--- Start ---

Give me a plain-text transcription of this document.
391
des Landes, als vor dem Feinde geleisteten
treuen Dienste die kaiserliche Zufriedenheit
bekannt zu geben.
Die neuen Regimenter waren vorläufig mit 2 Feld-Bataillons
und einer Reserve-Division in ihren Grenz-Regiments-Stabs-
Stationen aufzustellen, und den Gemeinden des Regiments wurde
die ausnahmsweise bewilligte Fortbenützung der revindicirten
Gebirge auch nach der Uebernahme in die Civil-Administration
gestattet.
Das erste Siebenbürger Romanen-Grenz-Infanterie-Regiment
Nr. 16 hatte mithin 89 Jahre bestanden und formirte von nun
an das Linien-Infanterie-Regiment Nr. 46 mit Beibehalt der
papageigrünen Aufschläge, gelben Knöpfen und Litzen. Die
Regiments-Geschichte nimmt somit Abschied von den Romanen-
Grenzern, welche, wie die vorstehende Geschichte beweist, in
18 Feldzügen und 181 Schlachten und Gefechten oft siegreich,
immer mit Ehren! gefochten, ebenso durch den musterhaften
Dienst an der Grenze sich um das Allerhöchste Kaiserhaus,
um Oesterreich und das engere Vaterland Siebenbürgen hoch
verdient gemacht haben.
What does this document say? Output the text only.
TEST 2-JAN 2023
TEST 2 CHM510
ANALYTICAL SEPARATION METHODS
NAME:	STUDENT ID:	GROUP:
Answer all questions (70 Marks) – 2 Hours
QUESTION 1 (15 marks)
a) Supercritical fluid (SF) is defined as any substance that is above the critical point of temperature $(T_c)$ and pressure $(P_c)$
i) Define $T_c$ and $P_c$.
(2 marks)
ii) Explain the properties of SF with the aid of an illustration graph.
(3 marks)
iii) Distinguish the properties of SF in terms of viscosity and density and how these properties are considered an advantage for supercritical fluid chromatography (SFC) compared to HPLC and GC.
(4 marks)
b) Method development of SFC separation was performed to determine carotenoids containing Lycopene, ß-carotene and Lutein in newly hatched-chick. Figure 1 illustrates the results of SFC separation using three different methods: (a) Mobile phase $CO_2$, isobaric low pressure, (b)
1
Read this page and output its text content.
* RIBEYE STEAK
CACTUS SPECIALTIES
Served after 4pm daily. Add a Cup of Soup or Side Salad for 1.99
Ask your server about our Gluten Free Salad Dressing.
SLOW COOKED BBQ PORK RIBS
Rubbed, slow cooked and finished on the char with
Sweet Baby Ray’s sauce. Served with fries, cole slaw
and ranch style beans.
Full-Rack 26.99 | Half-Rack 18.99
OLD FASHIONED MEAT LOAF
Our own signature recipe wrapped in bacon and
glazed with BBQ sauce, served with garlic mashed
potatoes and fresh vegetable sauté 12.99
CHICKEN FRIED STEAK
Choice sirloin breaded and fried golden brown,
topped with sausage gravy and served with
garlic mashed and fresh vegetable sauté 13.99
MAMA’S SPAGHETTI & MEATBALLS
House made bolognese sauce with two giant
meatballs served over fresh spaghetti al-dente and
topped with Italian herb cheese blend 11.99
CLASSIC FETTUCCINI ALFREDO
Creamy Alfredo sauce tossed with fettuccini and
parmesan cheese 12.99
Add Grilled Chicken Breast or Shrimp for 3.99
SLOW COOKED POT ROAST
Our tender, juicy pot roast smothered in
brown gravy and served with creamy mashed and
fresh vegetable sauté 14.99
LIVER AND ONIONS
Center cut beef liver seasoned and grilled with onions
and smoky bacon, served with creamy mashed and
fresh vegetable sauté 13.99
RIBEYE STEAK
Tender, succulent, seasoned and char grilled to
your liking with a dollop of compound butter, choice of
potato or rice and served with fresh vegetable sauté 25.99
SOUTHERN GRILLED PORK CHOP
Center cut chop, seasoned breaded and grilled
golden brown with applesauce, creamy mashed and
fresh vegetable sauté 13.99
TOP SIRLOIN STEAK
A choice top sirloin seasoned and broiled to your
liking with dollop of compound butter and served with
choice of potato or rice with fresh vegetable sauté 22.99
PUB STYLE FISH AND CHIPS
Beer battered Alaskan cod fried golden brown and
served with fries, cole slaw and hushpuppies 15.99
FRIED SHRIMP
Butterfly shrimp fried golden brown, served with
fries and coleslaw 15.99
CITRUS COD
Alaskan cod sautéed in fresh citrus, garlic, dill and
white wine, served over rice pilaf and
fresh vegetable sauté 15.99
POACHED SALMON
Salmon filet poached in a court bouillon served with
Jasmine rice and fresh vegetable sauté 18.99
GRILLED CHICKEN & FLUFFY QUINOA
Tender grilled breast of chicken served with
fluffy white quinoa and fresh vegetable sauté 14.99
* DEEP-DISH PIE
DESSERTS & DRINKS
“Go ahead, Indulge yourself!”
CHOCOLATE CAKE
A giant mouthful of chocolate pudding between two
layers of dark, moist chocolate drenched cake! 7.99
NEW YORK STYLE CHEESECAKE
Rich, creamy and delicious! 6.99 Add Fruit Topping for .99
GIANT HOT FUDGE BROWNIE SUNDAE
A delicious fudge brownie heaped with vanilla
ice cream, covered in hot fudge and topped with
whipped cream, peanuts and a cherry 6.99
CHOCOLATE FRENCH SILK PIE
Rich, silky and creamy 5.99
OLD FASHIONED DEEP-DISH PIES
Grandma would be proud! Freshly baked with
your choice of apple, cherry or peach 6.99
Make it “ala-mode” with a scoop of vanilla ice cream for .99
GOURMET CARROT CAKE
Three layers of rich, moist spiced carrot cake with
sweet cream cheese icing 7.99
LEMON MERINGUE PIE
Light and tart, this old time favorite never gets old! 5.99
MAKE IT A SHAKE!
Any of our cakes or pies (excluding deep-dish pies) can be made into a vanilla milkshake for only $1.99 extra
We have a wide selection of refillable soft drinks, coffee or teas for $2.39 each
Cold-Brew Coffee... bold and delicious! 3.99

--- End ---

* Exercise
Lines that include the word "PORK" are to be extracted from the data above.

* Written response
SLOW COOKED BBQ PORK RIBS
SOUTHERN GRILLED PORK CHOP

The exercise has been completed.